** start Data shown **
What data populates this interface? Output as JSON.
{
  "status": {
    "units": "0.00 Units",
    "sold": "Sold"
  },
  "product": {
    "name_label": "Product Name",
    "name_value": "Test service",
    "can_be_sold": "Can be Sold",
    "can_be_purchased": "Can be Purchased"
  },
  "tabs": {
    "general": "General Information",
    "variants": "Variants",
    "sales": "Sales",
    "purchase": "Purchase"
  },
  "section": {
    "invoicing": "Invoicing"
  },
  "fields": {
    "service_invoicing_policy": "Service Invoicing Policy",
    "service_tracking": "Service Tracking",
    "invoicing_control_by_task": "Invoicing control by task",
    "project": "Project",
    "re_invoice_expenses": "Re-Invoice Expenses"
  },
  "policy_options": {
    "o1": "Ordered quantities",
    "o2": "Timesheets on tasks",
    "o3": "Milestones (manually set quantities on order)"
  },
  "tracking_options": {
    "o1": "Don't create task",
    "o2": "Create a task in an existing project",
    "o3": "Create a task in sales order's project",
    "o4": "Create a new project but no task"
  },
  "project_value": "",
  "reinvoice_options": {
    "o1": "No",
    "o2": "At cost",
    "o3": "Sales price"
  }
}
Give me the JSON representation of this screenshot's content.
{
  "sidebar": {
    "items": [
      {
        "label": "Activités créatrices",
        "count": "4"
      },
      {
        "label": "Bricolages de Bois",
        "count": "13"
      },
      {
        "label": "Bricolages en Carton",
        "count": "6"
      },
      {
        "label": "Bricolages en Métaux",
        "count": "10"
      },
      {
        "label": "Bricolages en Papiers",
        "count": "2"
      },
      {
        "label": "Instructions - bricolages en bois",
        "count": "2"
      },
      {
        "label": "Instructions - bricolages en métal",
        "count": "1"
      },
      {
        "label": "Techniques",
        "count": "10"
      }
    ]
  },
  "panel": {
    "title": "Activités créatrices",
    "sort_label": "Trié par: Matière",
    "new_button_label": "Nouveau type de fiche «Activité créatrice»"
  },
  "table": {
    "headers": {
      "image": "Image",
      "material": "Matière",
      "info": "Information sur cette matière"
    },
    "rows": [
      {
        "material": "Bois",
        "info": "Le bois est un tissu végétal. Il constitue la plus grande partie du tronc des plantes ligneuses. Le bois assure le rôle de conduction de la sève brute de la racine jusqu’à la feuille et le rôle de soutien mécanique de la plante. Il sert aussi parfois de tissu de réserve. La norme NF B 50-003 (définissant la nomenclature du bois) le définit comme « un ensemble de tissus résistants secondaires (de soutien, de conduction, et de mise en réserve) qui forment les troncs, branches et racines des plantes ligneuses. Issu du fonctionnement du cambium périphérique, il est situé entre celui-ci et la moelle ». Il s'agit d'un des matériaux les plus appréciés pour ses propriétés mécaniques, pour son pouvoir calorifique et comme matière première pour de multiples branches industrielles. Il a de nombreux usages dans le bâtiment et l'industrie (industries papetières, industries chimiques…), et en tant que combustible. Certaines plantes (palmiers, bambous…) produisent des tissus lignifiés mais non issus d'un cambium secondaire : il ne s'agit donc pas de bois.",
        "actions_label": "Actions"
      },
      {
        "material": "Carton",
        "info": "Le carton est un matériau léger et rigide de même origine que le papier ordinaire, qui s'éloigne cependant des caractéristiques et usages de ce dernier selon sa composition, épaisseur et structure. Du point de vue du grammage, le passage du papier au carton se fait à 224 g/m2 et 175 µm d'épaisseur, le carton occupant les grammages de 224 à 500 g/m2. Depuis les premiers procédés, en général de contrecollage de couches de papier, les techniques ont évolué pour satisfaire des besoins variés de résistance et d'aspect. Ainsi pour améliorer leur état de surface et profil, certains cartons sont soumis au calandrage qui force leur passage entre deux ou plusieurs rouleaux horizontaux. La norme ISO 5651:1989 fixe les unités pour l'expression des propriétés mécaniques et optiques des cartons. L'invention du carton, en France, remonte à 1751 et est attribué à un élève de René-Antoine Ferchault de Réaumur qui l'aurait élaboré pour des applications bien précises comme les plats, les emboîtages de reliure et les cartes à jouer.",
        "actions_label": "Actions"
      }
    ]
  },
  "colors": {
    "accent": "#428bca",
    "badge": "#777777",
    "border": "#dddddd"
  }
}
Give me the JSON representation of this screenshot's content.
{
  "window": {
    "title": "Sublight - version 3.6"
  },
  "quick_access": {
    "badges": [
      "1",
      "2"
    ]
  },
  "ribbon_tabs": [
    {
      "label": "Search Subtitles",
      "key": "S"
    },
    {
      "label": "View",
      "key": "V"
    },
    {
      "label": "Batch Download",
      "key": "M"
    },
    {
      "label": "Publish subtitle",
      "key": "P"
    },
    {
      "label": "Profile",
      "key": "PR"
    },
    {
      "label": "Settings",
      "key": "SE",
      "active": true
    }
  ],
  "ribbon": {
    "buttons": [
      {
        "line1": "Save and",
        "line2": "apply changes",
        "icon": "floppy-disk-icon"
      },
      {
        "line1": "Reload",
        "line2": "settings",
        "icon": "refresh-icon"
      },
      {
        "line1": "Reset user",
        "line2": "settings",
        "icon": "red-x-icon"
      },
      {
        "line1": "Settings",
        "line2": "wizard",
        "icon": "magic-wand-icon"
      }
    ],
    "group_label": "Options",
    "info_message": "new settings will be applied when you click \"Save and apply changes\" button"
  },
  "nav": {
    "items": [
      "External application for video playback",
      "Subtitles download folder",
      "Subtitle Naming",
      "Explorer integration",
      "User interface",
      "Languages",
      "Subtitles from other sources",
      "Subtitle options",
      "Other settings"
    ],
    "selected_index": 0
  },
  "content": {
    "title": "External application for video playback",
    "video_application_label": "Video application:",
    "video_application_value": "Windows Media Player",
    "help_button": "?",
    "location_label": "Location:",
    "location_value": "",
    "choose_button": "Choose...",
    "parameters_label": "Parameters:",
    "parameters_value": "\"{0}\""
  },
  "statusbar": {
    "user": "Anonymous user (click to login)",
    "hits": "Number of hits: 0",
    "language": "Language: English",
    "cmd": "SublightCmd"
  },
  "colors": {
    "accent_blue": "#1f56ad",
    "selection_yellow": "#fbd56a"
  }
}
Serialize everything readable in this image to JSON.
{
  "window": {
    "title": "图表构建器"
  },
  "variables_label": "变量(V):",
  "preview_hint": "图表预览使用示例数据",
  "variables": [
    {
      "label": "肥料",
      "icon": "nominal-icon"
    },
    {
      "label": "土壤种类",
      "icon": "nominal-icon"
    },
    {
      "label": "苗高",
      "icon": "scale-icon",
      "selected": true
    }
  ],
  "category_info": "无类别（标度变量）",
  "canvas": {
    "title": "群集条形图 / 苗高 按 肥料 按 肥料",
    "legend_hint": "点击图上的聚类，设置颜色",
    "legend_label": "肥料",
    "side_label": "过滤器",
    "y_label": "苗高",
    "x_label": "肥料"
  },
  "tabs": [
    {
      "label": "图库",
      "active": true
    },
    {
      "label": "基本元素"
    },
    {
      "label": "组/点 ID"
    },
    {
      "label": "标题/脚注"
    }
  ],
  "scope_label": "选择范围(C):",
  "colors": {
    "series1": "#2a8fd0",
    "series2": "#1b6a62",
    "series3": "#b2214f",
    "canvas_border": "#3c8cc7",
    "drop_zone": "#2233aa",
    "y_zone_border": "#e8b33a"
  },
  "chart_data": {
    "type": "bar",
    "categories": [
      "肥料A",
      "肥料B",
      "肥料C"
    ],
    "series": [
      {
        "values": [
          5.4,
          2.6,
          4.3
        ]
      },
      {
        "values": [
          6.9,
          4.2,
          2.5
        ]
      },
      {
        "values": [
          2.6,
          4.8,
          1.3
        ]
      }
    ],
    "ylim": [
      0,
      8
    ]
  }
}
** end Data shown **
● Short problem: The records above should be restated word for word, please.

● Exercise answer:
What data populates this interface? Output as JSON.
{
  "status": {
    "units": "0.00 Units",
    "sold": "Sold"
  },
  "product": {
    "name_label": "Product Name",
    "name_value": "Test service",
    "can_be_sold": "Can be Sold",
    "can_be_purchased": "Can be Purchased"
  },
  "tabs": {
    "general": "General Information",
    "variants": "Variants",
    "sales": "Sales",
    "purchase": "Purchase"
  },
  "section": {
    "invoicing": "Invoicing"
  },
  "fields": {
    "service_invoicing_policy": "Service Invoicing Policy",
    "service_tracking": "Service Tracking",
    "invoicing_control_by_task": "Invoicing control by task",
    "project": "Project",
    "re_invoice_expenses": "Re-Invoice Expenses"
  },
  "policy_options": {
    "o1": "Ordered quantities",
    "o2": "Timesheets on tasks",
    "o3": "Milestones (manually set quantities on order)"
  },
  "tracking_options": {
    "o1": "Don't create task",
    "o2": "Create a task in an existing project",
    "o3": "Create a task in sales order's project",
    "o4": "Create a new project but no task"
  },
  "project_value": "",
  "reinvoice_options": {
    "o1": "No",
    "o2": "At cost",
    "o3": "Sales price"
  }
}
Give me the JSON representation of this screenshot's content.
{
  "sidebar": {
    "items": [
      {
        "label": "Activités créatrices",
        "count": "4"
      },
      {
        "label": "Bricolages de Bois",
        "count": "13"
      },
      {
        "label": "Bricolages en Carton",
        "count": "6"
      },
      {
        "label": "Bricolages en Métaux",
        "count": "10"
      },
      {
        "label": "Bricolages en Papiers",
        "count": "2"
      },
      {
        "label": "Instructions - bricolages en bois",
        "count": "2"
      },
      {
        "label": "Instructions - bricolages en métal",
        "count": "1"
      },
      {
        "label": "Techniques",
        "count": "10"
      }
    ]
  },
  "panel": {
    "title": "Activités créatrices",
    "sort_label": "Trié par: Matière",
    "new_button_label": "Nouveau type de fiche «Activité créatrice»"
  },
  "table": {
    "headers": {
      "image": "Image",
      "material": "Matière",
      "info": "Information sur cette matière"
    },
    "rows": [
      {
        "material": "Bois",
        "info": "Le bois est un tissu végétal. Il constitue la plus grande partie du tronc des plantes ligneuses. Le bois assure le rôle de conduction de la sève brute de la racine jusqu’à la feuille et le rôle de soutien mécanique de la plante. Il sert aussi parfois de tissu de réserve. La norme NF B 50-003 (définissant la nomenclature du bois) le définit comme « un ensemble de tissus résistants secondaires (de soutien, de conduction, et de mise en réserve) qui forment les troncs, branches et racines des plantes ligneuses. Issu du fonctionnement du cambium périphérique, il est situé entre celui-ci et la moelle ». Il s'agit d'un des matériaux les plus appréciés pour ses propriétés mécaniques, pour son pouvoir calorifique et comme matière première pour de multiples branches industrielles. Il a de nombreux usages dans le bâtiment et l'industrie (industries papetières, industries chimiques…), et en tant que combustible. Certaines plantes (palmiers, bambous…) produisent des tissus lignifiés mais non issus d'un cambium secondaire : il ne s'agit donc pas de bois.",
        "actions_label": "Actions"
      },
      {
        "material": "Carton",
        "info": "Le carton est un matériau léger et rigide de même origine que le papier ordinaire, qui s'éloigne cependant des caractéristiques et usages de ce dernier selon sa composition, épaisseur et structure. Du point de vue du grammage, le passage du papier au carton se fait à 224 g/m2 et 175 µm d'épaisseur, le carton occupant les grammages de 224 à 500 g/m2. Depuis les premiers procédés, en général de contrecollage de couches de papier, les techniques ont évolué pour satisfaire des besoins variés de résistance et d'aspect. Ainsi pour améliorer leur état de surface et profil, certains cartons sont soumis au calandrage qui force leur passage entre deux ou plusieurs rouleaux horizontaux. La norme ISO 5651:1989 fixe les unités pour l'expression des propriétés mécaniques et optiques des cartons. L'invention du carton, en France, remonte à 1751 et est attribué à un élève de René-Antoine Ferchault de Réaumur qui l'aurait élaboré pour des applications bien précises comme les plats, les emboîtages de reliure et les cartes à jouer.",
        "actions_label": "Actions"
      }
    ]
  },
  "colors": {
    "accent": "#428bca",
    "badge": "#777777",
    "border": "#dddddd"
  }
}
Give me the JSON representation of this screenshot's content.
{
  "window": {
    "title": "Sublight - version 3.6"
  },
  "quick_access": {
    "badges": [
      "1",
      "2"
    ]
  },
  "ribbon_tabs": [
    {
      "label": "Search Subtitles",
      "key": "S"
    },
    {
      "label": "View",
      "key": "V"
    },
    {
      "label": "Batch Download",
      "key": "M"
    },
    {
      "label": "Publish subtitle",
      "key": "P"
    },
    {
      "label": "Profile",
      "key": "PR"
    },
    {
      "label": "Settings",
      "key": "SE",
      "active": true
    }
  ],
  "ribbon": {
    "buttons": [
      {
        "line1": "Save and",
        "line2": "apply changes",
        "icon": "floppy-disk-icon"
      },
      {
        "line1": "Reload",
        "line2": "settings",
        "icon": "refresh-icon"
      },
      {
        "line1": "Reset user",
        "line2": "settings",
        "icon": "red-x-icon"
      },
      {
        "line1": "Settings",
        "line2": "wizard",
        "icon": "magic-wand-icon"
      }
    ],
    "group_label": "Options",
    "info_message": "new settings will be applied when you click \"Save and apply changes\" button"
  },
  "nav": {
    "items": [
      "External application for video playback",
      "Subtitles download folder",
      "Subtitle Naming",
      "Explorer integration",
      "User interface",
      "Languages",
      "Subtitles from other sources",
      "Subtitle options",
      "Other settings"
    ],
    "selected_index": 0
  },
  "content": {
    "title": "External application for video playback",
    "video_application_label": "Video application:",
    "video_application_value": "Windows Media Player",
    "help_button": "?",
    "location_label": "Location:",
    "location_value": "",
    "choose_button": "Choose...",
    "parameters_label": "Parameters:",
    "parameters_value": "\"{0}\""
  },
  "statusbar": {
    "user": "Anonymous user (click to login)",
    "hits": "Number of hits: 0",
    "language": "Language: English",
    "cmd": "SublightCmd"
  },
  "colors": {
    "accent_blue": "#1f56ad",
    "selection_yellow": "#fbd56a"
  }
}
Serialize everything readable in this image to JSON.
{
  "window": {
    "title": "图表构建器"
  },
  "variables_label": "变量(V):",
  "preview_hint": "图表预览使用示例数据",
  "variables": [
    {
      "label": "肥料",
      "icon": "nominal-icon"
    },
    {
      "label": "土壤种类",
      "icon": "nominal-icon"
    },
    {
      "label": "苗高",
      "icon": "scale-icon",
      "selected": true
    }
  ],
  "category_info": "无类别（标度变量）",
  "canvas": {
    "title": "群集条形图 / 苗高 按 肥料 按 肥料",
    "legend_hint": "点击图上的聚类，设置颜色",
    "legend_label": "肥料",
    "side_label": "过滤器",
    "y_label": "苗高",
    "x_label": "肥料"
  },
  "tabs": [
    {
      "label": "图库",
      "active": true
    },
    {
      "label": "基本元素"
    },
    {
      "label": "组/点 ID"
    },
    {
      "label": "标题/脚注"
    }
  ],
  "scope_label": "选择范围(C):",
  "colors": {
    "series1": "#2a8fd0",
    "series2": "#1b6a62",
    "series3": "#b2214f",
    "canvas_border": "#3c8cc7",
    "drop_zone": "#2233aa",
    "y_zone_border": "#e8b33a"
  },
  "chart_data": {
    "type": "bar",
    "categories": [
      "肥料A",
      "肥料B",
      "肥料C"
    ],
    "series": [
      {
        "values": [
          5.4,
          2.6,
          4.3
        ]
      },
      {
        "values": [
          6.9,
          4.2,
          2.5
        ]
      },
      {
        "values": [
          2.6,
          4.8,
          1.3
        ]
      }
    ],
    "ylim": [
      0,
      8
    ]
  }
}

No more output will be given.